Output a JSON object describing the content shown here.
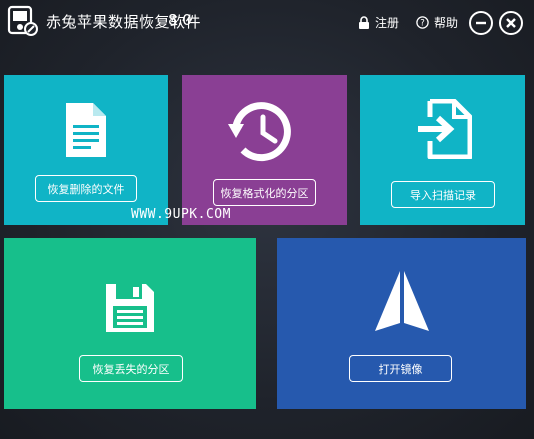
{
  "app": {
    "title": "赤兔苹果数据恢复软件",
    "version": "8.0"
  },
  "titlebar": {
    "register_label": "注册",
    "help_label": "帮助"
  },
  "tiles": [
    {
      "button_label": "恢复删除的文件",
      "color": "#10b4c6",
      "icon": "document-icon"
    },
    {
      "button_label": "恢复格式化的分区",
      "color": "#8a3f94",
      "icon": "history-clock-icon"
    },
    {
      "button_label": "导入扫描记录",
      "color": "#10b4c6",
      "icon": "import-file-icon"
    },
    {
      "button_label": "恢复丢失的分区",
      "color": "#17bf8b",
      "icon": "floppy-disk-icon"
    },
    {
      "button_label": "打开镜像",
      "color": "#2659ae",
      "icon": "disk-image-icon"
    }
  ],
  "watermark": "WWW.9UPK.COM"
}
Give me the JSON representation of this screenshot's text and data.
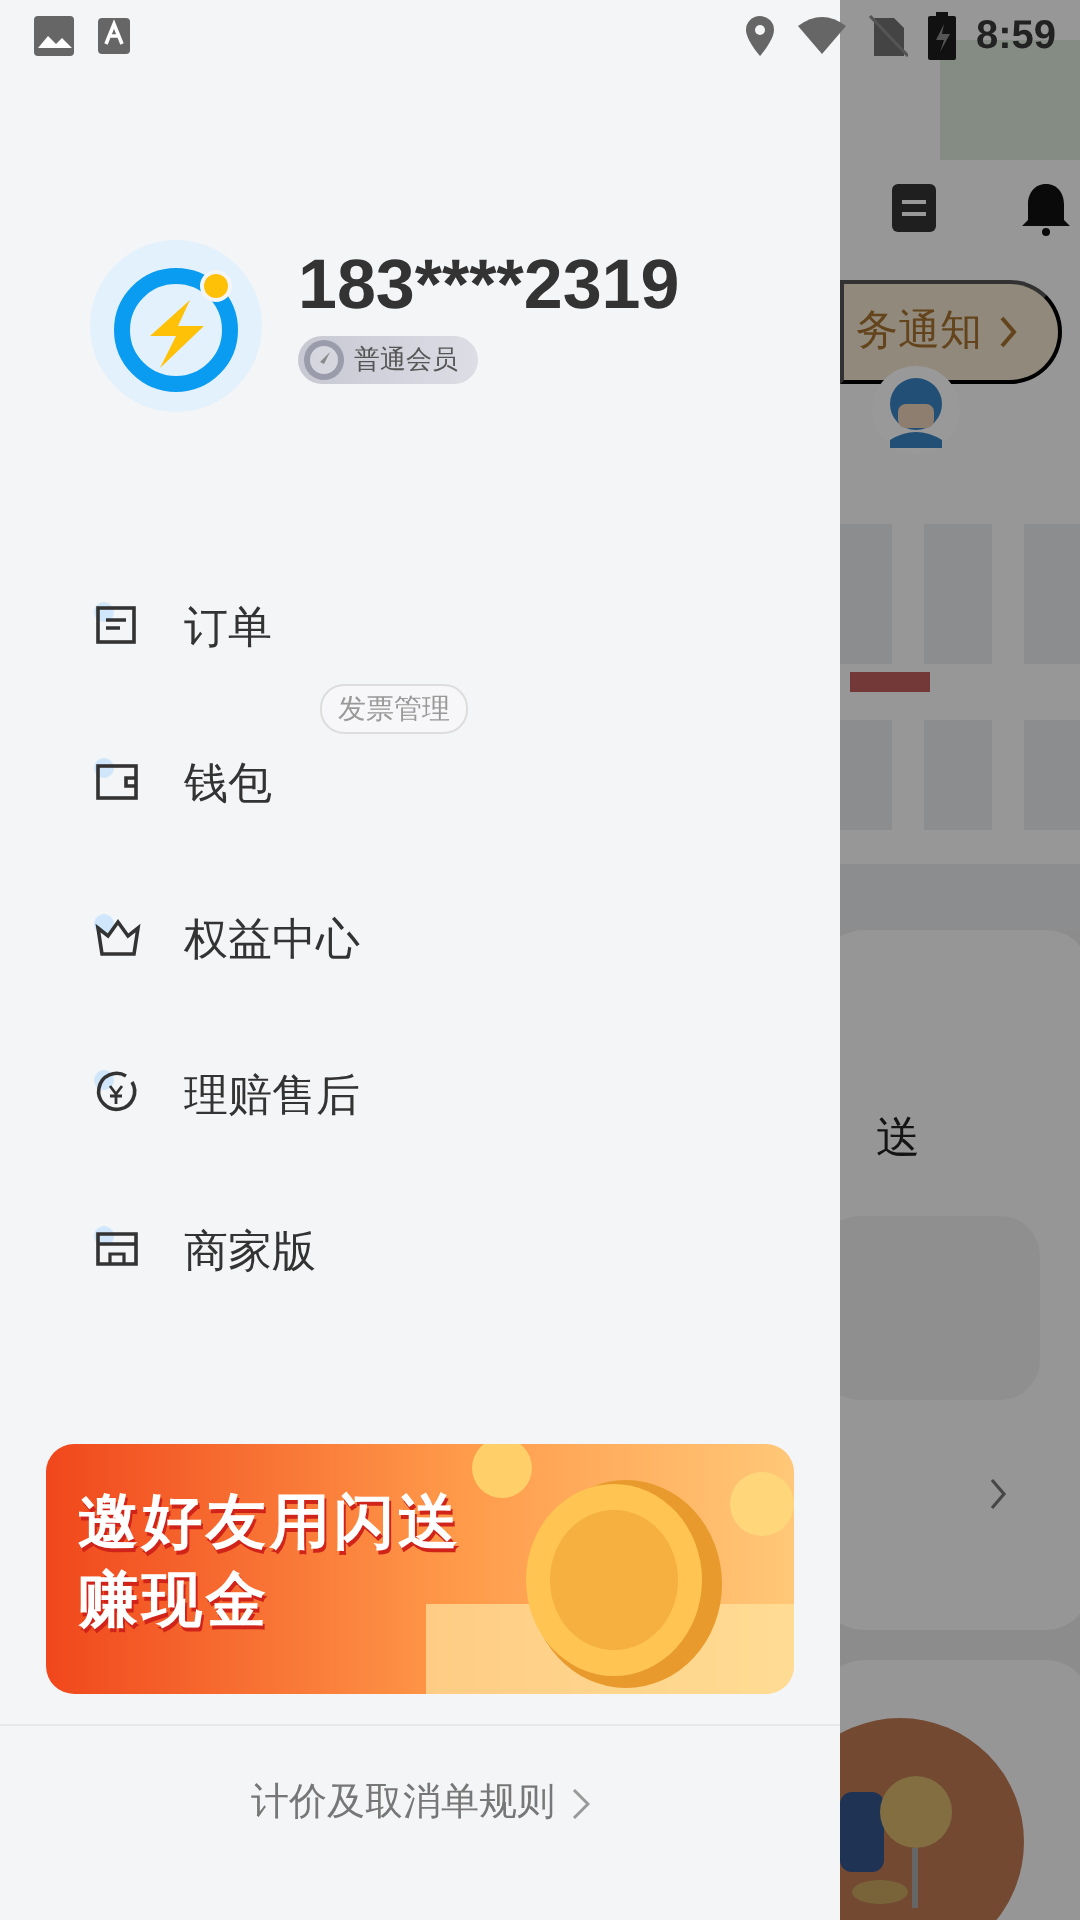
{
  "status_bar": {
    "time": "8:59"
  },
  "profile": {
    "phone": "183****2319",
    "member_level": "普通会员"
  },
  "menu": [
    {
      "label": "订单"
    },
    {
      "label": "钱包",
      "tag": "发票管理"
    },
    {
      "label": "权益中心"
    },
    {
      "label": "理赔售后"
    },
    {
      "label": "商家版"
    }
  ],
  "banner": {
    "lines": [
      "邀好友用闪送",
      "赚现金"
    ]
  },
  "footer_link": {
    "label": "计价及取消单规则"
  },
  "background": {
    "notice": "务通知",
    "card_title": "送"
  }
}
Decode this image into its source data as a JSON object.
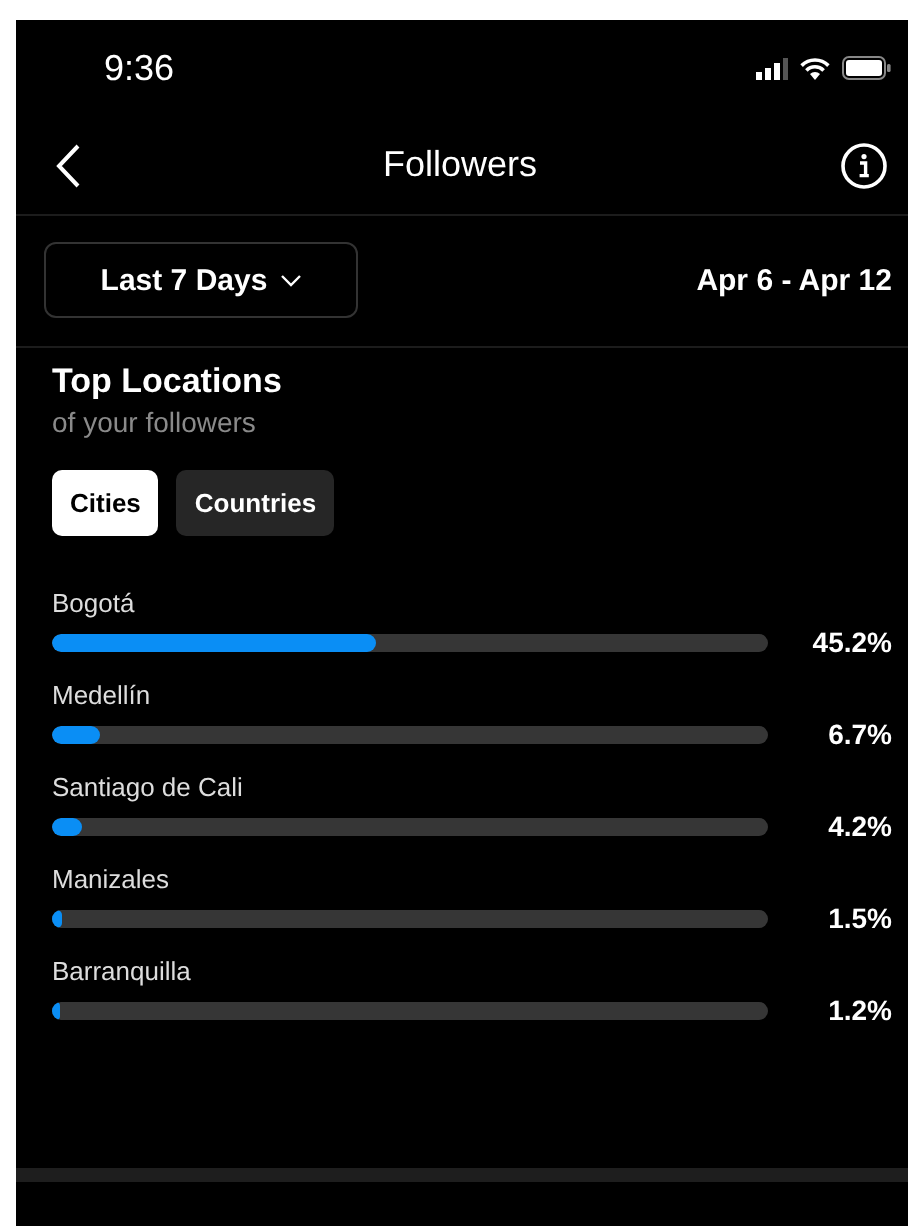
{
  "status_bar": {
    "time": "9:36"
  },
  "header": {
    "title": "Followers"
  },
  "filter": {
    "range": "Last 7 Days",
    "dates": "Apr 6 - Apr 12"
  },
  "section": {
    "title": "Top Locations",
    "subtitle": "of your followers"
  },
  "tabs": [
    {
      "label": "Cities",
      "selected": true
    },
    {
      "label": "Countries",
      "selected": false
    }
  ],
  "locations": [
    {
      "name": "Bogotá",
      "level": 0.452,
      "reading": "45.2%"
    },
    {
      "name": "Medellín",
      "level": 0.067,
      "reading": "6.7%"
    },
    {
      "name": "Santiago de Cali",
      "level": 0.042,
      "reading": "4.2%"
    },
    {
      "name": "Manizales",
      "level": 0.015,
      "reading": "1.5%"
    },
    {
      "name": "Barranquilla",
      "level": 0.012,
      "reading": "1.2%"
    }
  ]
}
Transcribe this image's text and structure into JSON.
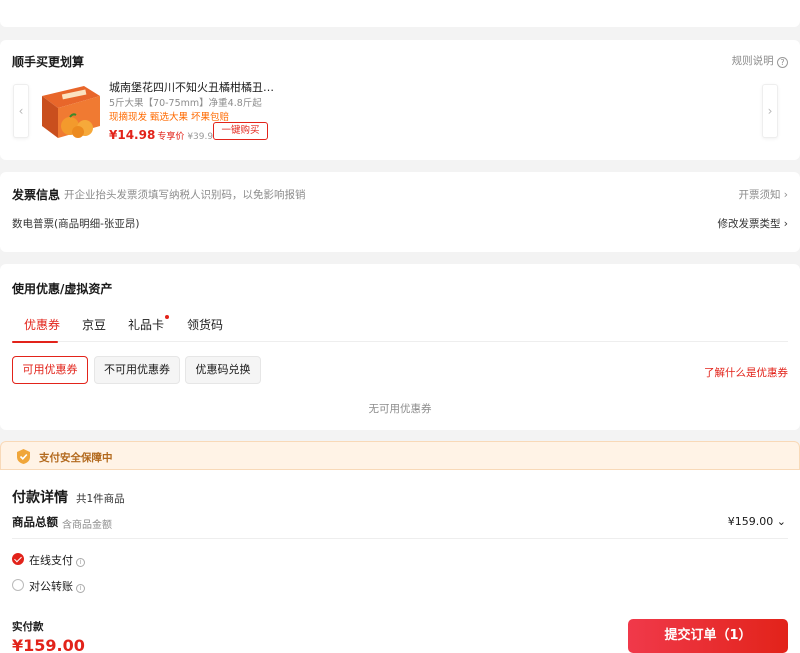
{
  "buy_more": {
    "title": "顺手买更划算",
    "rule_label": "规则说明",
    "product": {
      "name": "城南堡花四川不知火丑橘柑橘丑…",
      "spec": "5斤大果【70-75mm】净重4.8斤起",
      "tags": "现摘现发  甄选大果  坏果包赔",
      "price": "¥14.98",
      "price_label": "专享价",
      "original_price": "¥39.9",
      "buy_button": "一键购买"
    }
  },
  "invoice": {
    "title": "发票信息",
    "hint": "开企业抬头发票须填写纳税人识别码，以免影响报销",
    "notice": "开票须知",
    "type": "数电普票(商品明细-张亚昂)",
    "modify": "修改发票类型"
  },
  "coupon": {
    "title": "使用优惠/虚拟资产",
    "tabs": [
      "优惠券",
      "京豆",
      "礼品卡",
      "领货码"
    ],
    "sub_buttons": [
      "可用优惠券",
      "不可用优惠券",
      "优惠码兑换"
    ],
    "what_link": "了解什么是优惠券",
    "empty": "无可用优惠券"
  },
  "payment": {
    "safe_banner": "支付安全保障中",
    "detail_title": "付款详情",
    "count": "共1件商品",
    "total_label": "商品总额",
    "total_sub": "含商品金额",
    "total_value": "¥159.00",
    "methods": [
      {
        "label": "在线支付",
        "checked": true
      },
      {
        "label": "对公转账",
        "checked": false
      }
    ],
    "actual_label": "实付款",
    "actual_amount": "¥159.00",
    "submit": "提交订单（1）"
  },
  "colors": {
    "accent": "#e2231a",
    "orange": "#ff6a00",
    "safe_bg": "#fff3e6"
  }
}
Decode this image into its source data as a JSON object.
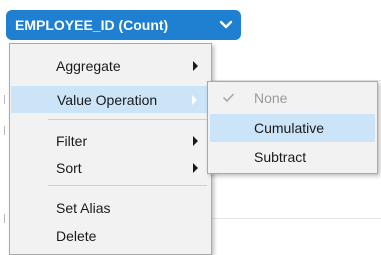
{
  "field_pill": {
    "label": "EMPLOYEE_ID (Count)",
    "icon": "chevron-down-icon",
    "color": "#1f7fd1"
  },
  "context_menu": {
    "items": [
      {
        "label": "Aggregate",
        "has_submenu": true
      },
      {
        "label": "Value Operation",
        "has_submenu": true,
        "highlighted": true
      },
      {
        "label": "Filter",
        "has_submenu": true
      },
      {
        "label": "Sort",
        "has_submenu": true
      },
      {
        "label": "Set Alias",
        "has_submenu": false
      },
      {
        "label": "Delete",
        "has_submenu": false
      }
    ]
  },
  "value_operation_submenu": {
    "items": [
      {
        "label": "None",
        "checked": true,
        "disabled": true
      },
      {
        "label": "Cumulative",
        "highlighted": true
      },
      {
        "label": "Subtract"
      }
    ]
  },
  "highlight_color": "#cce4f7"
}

● **WHAT YOU ARE ASKED TO DO**: Copy all the records above exactly, but leave out the pictures.

● **FULL RESPONSE**:
Output a JSON object describing the content shown here.
{
  "app": {
    "title": "赤兔苹果数据恢复软件",
    "version": "8.0"
  },
  "titlebar": {
    "register_label": "注册",
    "help_label": "帮助"
  },
  "tiles": [
    {
      "button_label": "恢复删除的文件",
      "color": "#10b4c6",
      "icon": "document-icon"
    },
    {
      "button_label": "恢复格式化的分区",
      "color": "#8a3f94",
      "icon": "history-clock-icon"
    },
    {
      "button_label": "导入扫描记录",
      "color": "#10b4c6",
      "icon": "import-file-icon"
    },
    {
      "button_label": "恢复丢失的分区",
      "color": "#17bf8b",
      "icon": "floppy-disk-icon"
    },
    {
      "button_label": "打开镜像",
      "color": "#2659ae",
      "icon": "disk-image-icon"
    }
  ],
  "watermark": "WWW.9UPK.COM"
}
Give me the JSON representation of this screenshot's text and data.
{
  "status_bar": {
    "time": "8:59"
  },
  "profile": {
    "phone": "183****2319",
    "member_level": "普通会员"
  },
  "menu": [
    {
      "label": "订单"
    },
    {
      "label": "钱包",
      "tag": "发票管理"
    },
    {
      "label": "权益中心"
    },
    {
      "label": "理赔售后"
    },
    {
      "label": "商家版"
    }
  ],
  "banner": {
    "lines": [
      "邀好友用闪送",
      "赚现金"
    ]
  },
  "footer_link": {
    "label": "计价及取消单规则"
  },
  "background": {
    "notice": "务通知",
    "card_title": "送"
  }
}
Decode this image into its source data as a JSON object.
{
  "status_bar": {
    "time": "9:36"
  },
  "header": {
    "title": "Followers"
  },
  "filter": {
    "range": "Last 7 Days",
    "dates": "Apr 6 - Apr 12"
  },
  "section": {
    "title": "Top Locations",
    "subtitle": "of your followers"
  },
  "tabs": [
    {
      "label": "Cities",
      "selected": true
    },
    {
      "label": "Countries",
      "selected": false
    }
  ],
  "locations": [
    {
      "name": "Bogotá",
      "level": 0.452,
      "reading": "45.2%"
    },
    {
      "name": "Medellín",
      "level": 0.067,
      "reading": "6.7%"
    },
    {
      "name": "Santiago de Cali",
      "level": 0.042,
      "reading": "4.2%"
    },
    {
      "name": "Manizales",
      "level": 0.015,
      "reading": "1.5%"
    },
    {
      "name": "Barranquilla",
      "level": 0.012,
      "reading": "1.2%"
    }
  ]
}
Transcribe this image's text and structure into JSON.
{
  "buy_more": {
    "title": "顺手买更划算",
    "rule_label": "规则说明",
    "product": {
      "name": "城南堡花四川不知火丑橘柑橘丑…",
      "spec": "5斤大果【70-75mm】净重4.8斤起",
      "tags": "现摘现发  甄选大果  坏果包赔",
      "price": "¥14.98",
      "price_label": "专享价",
      "original_price": "¥39.9",
      "buy_button": "一键购买"
    }
  },
  "invoice": {
    "title": "发票信息",
    "hint": "开企业抬头发票须填写纳税人识别码，以免影响报销",
    "notice": "开票须知",
    "type": "数电普票(商品明细-张亚昂)",
    "modify": "修改发票类型"
  },
  "coupon": {
    "title": "使用优惠/虚拟资产",
    "tabs": [
      "优惠券",
      "京豆",
      "礼品卡",
      "领货码"
    ],
    "sub_buttons": [
      "可用优惠券",
      "不可用优惠券",
      "优惠码兑换"
    ],
    "what_link": "了解什么是优惠券",
    "empty": "无可用优惠券"
  },
  "payment": {
    "safe_banner": "支付安全保障中",
    "detail_title": "付款详情",
    "count": "共1件商品",
    "total_label": "商品总额",
    "total_sub": "含商品金额",
    "total_value": "¥159.00",
    "methods": [
      {
        "label": "在线支付",
        "checked": true
      },
      {
        "label": "对公转账",
        "checked": false
      }
    ],
    "actual_label": "实付款",
    "actual_amount": "¥159.00",
    "submit": "提交订单（1）"
  },
  "colors": {
    "accent": "#e2231a",
    "orange": "#ff6a00",
    "safe_bg": "#fff3e6"
  }
}
Decode this image into its source data as a JSON object.
{
  "field_pill": {
    "label": "EMPLOYEE_ID (Count)",
    "icon": "chevron-down-icon",
    "color": "#1f7fd1"
  },
  "context_menu": {
    "items": [
      {
        "label": "Aggregate",
        "has_submenu": true
      },
      {
        "label": "Value Operation",
        "has_submenu": true,
        "highlighted": true
      },
      {
        "label": "Filter",
        "has_submenu": true
      },
      {
        "label": "Sort",
        "has_submenu": true
      },
      {
        "label": "Set Alias",
        "has_submenu": false
      },
      {
        "label": "Delete",
        "has_submenu": false
      }
    ]
  },
  "value_operation_submenu": {
    "items": [
      {
        "label": "None",
        "checked": true,
        "disabled": true
      },
      {
        "label": "Cumulative",
        "highlighted": true
      },
      {
        "label": "Subtract"
      }
    ]
  },
  "highlight_color": "#cce4f7"
}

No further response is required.